Part of a data file
-----

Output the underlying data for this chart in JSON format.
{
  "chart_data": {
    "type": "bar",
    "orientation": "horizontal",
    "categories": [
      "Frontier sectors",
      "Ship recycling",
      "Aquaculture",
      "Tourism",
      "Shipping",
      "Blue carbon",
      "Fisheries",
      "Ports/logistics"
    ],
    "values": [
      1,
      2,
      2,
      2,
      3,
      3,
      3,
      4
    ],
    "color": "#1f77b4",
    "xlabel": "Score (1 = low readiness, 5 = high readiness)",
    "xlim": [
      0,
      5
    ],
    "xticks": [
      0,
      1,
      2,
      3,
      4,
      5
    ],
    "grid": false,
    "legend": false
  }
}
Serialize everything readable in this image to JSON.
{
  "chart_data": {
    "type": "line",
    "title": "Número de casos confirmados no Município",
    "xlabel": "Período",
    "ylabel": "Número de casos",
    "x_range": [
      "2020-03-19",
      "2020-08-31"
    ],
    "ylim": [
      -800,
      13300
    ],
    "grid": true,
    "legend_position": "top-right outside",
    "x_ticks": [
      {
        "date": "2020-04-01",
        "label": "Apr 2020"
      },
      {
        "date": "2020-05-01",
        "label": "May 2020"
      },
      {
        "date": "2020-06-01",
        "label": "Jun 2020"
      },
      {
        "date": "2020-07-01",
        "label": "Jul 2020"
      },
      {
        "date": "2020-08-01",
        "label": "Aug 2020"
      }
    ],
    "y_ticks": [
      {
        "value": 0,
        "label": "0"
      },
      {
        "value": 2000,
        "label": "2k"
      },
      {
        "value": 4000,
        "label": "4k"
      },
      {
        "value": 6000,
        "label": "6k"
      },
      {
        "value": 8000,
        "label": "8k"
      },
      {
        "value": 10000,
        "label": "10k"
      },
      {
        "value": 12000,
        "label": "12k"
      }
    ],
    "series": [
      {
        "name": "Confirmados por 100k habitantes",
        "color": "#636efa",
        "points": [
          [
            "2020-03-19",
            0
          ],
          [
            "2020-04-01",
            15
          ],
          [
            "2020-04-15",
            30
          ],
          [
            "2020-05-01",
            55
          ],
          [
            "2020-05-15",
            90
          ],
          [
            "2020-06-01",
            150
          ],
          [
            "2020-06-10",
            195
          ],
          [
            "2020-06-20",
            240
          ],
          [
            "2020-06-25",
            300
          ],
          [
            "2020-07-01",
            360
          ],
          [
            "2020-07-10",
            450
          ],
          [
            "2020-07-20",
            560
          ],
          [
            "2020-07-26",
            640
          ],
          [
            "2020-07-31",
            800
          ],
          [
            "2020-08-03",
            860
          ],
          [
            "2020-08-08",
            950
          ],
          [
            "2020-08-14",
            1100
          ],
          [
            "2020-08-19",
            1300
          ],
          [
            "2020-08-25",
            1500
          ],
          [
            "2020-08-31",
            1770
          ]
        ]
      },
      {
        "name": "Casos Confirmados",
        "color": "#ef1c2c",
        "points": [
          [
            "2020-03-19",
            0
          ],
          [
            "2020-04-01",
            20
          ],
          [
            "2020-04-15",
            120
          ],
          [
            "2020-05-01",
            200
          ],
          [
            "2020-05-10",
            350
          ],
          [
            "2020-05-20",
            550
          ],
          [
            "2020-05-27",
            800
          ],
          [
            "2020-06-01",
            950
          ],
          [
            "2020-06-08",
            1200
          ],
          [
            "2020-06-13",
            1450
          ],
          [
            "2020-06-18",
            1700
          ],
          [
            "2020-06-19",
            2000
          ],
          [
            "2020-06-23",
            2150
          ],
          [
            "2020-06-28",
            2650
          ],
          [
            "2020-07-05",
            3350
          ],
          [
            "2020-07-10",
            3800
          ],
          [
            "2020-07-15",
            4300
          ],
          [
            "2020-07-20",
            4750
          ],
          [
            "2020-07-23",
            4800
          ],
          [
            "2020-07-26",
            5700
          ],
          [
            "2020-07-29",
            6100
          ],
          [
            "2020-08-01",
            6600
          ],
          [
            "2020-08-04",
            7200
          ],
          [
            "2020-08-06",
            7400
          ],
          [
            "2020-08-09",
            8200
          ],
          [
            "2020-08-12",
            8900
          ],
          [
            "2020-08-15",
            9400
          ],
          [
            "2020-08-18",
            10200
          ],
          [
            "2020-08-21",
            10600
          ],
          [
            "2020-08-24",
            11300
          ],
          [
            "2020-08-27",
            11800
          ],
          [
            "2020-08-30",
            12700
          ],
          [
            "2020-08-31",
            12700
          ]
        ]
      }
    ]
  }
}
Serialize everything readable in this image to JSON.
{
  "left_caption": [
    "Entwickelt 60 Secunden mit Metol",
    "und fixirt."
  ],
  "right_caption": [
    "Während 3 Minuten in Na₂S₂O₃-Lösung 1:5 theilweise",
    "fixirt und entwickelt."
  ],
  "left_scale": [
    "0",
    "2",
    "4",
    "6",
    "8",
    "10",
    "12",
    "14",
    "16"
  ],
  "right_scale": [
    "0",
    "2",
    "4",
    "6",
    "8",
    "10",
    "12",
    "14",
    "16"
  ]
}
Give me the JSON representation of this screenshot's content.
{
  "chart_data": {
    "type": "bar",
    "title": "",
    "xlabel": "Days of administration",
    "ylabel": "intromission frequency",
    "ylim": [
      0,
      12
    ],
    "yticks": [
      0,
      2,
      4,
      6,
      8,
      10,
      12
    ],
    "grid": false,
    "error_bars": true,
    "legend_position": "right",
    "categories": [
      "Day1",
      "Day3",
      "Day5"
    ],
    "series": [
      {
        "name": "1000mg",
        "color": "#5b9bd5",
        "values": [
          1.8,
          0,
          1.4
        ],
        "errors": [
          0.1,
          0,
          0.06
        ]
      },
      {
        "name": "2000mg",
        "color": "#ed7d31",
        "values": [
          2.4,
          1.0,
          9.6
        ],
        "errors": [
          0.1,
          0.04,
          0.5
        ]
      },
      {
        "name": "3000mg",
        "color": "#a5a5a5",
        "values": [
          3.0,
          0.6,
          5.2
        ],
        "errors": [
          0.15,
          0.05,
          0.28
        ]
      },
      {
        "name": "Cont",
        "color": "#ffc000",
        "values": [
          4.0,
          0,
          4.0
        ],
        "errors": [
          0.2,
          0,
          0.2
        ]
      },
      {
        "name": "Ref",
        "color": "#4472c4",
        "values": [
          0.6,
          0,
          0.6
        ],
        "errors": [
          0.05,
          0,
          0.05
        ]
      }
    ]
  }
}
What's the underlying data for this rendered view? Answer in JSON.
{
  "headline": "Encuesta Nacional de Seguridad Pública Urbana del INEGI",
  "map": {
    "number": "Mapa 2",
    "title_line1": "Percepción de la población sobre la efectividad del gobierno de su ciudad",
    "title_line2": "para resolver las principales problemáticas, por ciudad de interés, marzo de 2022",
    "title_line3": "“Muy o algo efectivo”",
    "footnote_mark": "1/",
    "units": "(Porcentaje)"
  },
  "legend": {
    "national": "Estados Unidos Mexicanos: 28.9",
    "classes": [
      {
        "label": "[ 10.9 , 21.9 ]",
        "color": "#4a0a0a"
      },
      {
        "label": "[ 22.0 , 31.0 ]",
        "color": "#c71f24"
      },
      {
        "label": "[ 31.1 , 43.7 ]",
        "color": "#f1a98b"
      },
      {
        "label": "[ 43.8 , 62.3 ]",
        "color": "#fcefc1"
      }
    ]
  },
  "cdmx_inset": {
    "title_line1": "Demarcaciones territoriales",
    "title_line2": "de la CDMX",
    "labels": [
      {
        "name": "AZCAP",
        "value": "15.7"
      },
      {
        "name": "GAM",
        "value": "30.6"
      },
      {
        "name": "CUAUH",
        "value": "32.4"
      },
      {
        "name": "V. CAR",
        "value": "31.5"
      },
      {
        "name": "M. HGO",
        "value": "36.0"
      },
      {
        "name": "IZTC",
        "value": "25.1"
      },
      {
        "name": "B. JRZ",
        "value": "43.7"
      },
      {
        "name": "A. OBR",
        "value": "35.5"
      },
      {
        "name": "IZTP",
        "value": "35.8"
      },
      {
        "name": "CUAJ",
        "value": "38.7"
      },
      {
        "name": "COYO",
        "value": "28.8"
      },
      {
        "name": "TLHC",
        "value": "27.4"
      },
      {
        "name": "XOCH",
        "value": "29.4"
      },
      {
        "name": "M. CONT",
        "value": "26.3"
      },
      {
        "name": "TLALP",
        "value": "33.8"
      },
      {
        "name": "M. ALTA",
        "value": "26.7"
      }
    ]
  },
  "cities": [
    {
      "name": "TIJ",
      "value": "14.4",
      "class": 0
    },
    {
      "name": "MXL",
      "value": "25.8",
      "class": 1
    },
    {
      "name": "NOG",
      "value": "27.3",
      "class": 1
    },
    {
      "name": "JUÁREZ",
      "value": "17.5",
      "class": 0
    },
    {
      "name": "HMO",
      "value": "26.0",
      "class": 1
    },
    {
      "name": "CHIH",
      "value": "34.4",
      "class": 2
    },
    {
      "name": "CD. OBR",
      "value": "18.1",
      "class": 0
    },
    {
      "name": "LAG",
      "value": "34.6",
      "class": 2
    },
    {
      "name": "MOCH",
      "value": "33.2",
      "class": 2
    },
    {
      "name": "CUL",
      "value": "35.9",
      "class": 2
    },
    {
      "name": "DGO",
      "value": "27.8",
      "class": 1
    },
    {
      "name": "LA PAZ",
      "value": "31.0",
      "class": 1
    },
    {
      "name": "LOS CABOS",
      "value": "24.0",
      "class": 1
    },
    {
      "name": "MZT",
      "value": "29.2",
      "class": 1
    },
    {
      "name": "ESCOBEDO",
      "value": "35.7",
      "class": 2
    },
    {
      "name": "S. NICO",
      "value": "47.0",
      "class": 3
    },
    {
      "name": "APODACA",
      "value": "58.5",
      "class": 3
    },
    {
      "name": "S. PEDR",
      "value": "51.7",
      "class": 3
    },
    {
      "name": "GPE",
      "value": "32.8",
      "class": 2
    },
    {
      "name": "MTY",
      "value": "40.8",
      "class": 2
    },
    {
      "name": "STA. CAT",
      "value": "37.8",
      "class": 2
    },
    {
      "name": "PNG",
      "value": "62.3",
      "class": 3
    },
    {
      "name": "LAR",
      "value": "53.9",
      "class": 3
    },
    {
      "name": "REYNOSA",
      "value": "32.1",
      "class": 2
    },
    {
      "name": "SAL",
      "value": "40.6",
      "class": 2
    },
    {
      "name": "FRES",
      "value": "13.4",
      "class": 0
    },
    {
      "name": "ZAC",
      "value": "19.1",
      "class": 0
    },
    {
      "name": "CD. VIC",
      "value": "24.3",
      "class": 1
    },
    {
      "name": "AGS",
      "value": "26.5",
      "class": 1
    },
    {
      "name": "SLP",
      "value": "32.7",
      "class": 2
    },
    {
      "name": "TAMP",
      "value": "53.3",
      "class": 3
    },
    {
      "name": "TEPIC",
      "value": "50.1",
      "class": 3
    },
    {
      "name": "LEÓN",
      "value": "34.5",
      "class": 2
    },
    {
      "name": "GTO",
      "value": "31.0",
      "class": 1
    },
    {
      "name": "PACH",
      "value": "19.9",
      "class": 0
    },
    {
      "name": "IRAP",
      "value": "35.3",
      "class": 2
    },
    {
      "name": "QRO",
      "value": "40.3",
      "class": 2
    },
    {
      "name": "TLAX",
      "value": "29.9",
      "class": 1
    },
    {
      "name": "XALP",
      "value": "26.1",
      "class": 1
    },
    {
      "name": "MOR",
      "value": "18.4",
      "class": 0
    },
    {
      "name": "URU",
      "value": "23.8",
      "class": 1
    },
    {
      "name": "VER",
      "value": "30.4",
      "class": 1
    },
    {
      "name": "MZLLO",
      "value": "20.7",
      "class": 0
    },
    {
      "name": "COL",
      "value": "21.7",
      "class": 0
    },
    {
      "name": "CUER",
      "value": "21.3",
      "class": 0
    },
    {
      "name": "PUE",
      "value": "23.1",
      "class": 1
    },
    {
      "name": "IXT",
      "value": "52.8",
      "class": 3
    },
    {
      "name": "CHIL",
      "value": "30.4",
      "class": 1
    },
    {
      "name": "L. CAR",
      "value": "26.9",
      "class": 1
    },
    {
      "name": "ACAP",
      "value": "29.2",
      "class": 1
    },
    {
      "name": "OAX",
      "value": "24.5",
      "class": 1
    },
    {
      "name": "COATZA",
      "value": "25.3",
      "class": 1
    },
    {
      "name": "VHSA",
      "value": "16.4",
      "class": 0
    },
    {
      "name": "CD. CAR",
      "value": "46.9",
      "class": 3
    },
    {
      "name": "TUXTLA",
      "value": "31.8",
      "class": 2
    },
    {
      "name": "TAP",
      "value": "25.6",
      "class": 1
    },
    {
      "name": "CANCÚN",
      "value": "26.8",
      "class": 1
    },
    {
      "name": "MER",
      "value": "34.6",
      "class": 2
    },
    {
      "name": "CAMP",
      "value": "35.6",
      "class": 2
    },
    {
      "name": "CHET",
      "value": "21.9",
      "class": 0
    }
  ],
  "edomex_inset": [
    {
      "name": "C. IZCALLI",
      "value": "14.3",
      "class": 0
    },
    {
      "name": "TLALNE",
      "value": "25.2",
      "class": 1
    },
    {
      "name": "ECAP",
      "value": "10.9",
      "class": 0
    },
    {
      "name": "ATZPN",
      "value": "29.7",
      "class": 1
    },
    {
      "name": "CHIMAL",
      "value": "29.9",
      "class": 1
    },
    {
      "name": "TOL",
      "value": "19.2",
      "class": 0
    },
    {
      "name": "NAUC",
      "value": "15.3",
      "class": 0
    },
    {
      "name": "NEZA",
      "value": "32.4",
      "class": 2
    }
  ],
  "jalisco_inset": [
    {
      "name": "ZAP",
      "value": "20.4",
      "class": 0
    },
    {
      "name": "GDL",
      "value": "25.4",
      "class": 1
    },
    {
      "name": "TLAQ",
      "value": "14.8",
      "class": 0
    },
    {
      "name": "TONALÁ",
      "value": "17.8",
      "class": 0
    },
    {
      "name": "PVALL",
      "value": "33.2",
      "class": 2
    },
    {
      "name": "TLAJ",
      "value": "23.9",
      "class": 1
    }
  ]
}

-----

The task:
Locate all lines in the listing above with the word "this" and copy them.

Full answer:
Output the underlying data for this chart in JSON format.
Serialize everything readable in this image to JSON.
Serialize everything readable in this image to JSON.
Give me the JSON representation of this screenshot's content.
What's the underlying data for this rendered view? Answer in JSON.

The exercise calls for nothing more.